▶ **Set problem**
Go through the listing beneath this task and return every line that carries the string "Tony".

##### Data excerpts

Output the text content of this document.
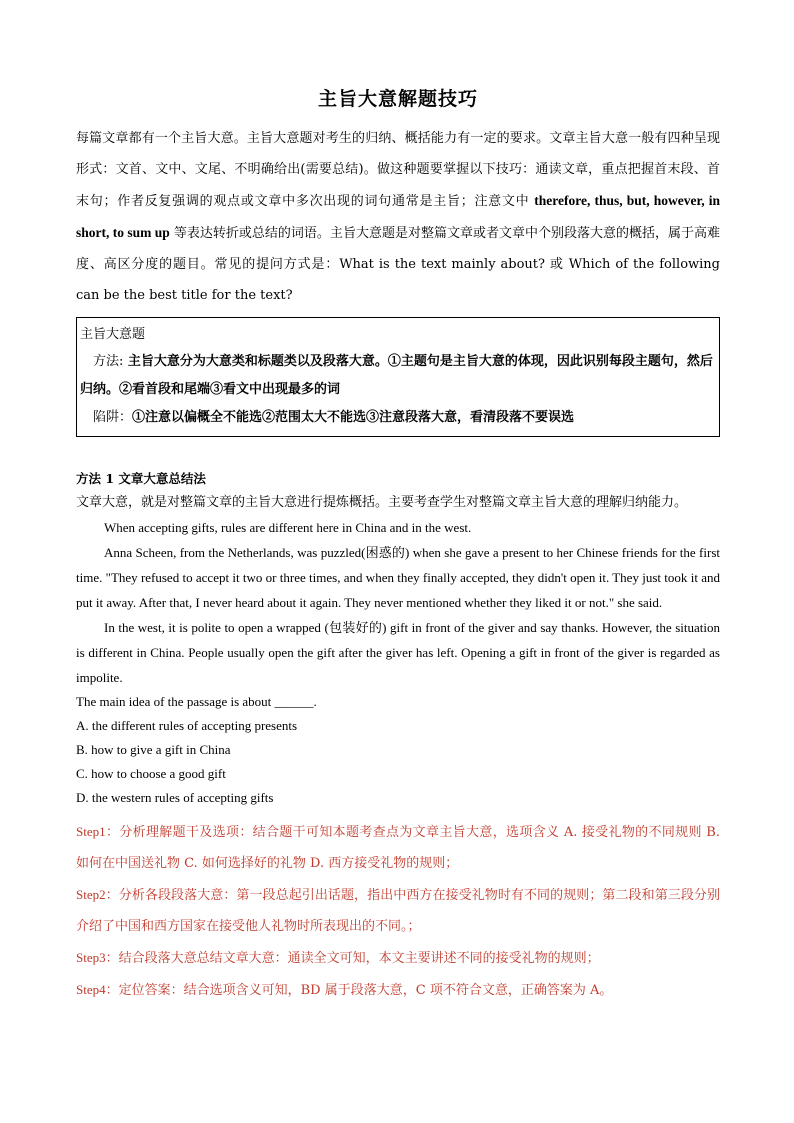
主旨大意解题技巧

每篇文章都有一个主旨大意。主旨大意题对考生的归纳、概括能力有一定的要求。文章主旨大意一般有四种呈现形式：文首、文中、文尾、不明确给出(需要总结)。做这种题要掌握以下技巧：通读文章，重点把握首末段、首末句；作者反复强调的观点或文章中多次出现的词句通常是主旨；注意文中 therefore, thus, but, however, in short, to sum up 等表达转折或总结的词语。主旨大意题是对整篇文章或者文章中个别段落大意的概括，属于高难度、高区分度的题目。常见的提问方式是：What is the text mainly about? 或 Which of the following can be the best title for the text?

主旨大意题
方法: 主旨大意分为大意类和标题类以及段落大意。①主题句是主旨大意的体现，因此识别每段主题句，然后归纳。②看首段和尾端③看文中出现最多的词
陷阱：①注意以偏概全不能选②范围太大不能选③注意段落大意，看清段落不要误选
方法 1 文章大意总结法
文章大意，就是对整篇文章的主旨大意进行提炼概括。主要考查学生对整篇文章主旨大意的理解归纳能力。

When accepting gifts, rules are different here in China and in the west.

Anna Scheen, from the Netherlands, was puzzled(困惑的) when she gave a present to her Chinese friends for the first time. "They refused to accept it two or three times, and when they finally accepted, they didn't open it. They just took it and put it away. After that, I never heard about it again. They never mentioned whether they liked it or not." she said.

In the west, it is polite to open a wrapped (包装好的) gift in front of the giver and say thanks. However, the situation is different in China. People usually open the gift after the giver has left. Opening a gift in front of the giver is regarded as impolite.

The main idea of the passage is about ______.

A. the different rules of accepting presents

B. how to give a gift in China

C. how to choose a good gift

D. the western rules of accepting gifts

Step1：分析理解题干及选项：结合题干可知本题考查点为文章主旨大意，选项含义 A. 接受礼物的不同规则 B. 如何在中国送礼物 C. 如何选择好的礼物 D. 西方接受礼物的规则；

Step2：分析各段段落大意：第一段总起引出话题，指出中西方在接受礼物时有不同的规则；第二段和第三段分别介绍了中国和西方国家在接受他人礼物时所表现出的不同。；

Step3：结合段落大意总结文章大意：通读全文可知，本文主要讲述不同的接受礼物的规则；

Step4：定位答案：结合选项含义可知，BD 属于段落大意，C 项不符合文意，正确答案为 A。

##########
##### Data excerpts

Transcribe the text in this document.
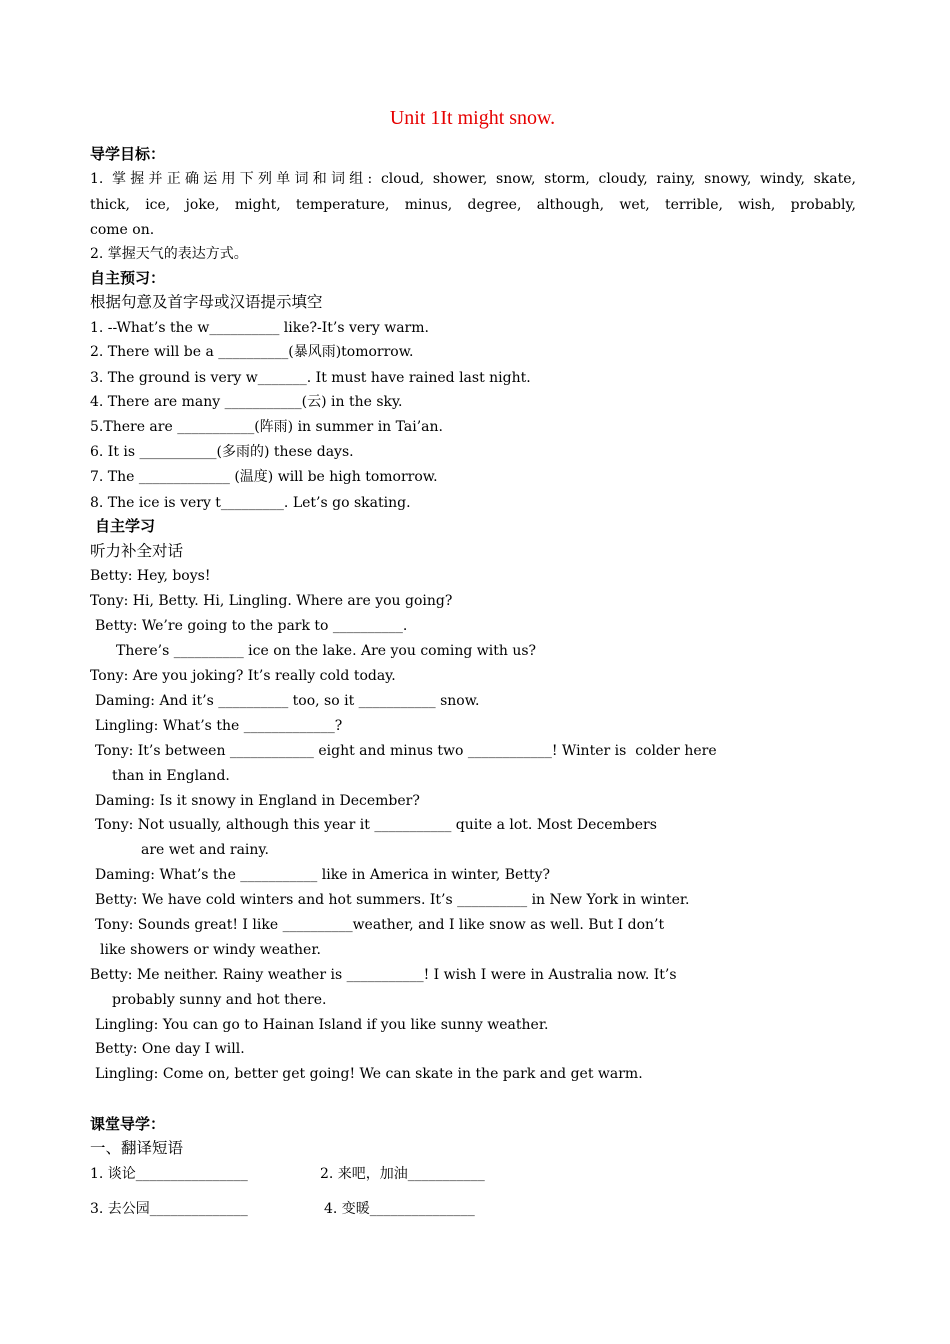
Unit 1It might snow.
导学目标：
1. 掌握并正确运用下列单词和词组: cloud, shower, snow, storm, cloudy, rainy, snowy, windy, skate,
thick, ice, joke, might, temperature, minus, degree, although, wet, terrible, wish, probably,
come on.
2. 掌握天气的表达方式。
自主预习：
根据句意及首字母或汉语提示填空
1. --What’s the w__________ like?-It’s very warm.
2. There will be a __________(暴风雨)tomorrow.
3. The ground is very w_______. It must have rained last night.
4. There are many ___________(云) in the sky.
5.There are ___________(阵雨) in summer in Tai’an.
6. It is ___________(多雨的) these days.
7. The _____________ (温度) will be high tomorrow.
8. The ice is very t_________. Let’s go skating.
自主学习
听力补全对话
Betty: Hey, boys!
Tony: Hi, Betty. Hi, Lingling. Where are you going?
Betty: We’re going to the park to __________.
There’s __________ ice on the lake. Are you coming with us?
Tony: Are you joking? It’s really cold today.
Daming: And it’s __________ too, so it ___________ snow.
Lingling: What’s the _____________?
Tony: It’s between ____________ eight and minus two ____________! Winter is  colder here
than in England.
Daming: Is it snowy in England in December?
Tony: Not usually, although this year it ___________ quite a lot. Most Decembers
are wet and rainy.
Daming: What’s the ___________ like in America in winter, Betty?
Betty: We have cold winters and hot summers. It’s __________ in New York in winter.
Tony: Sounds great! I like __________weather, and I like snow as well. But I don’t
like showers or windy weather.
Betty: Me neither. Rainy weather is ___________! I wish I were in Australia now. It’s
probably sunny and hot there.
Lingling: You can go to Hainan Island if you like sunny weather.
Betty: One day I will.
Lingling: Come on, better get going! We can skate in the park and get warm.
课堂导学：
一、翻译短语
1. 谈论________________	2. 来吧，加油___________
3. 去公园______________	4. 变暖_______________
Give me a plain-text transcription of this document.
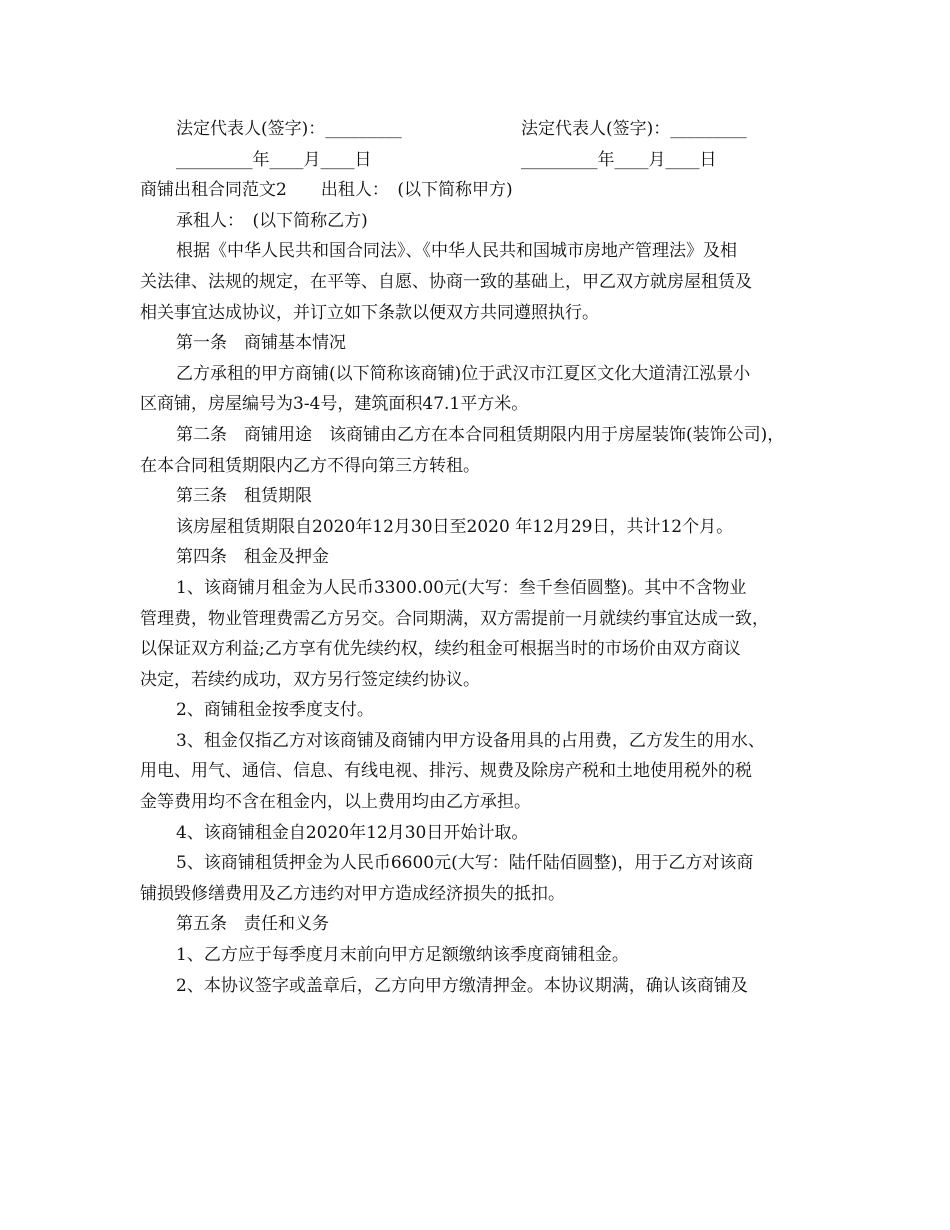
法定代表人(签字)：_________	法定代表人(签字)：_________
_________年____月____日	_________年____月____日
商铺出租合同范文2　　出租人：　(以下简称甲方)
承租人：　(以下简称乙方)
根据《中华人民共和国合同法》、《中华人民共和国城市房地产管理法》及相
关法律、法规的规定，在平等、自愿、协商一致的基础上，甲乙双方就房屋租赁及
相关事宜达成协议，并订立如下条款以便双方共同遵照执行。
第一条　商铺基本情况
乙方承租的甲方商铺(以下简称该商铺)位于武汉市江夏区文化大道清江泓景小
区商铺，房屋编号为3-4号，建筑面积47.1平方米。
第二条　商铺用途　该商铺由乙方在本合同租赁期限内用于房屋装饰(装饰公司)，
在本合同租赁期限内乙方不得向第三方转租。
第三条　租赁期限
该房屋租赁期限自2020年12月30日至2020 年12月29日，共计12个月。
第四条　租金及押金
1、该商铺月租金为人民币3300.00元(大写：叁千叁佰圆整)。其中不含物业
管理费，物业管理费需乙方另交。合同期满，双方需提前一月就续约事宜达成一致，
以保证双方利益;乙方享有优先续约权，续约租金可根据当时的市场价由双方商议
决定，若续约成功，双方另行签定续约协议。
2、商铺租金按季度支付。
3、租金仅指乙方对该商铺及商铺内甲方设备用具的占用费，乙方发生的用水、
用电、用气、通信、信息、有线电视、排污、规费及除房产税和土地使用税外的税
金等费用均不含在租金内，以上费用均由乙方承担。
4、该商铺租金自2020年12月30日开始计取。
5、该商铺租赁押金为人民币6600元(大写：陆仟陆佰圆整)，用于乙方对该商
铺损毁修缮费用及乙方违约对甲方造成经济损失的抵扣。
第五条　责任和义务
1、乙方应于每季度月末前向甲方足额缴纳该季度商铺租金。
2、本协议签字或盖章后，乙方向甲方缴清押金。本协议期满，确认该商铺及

##########

▶ **Output for this exercise**
Tony: Hi, Betty. Hi, Lingling. Where are you going?
Tony: Are you joking? It’s really cold today.
Tony: It’s between ____________ eight and minus two ____________! Winter is  colder here
Tony: Not usually, although this year it ___________ quite a lot. Most Decembers
Tony: Sounds great! I like __________weather, and I like snow as well. But I don’t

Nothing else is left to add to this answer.